**What you need to do**: Quote, without change, all of the lines that follow.

+ + + +

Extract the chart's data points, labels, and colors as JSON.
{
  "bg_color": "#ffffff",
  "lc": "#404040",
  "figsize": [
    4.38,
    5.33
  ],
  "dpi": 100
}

+ + + +

**Reply to the task**:
Extract the chart's data points, labels, and colors as JSON.
{
  "bg_color": "#ffffff",
  "lc": "#404040",
  "figsize": [
    4.38,
    5.33
  ],
  "dpi": 100
}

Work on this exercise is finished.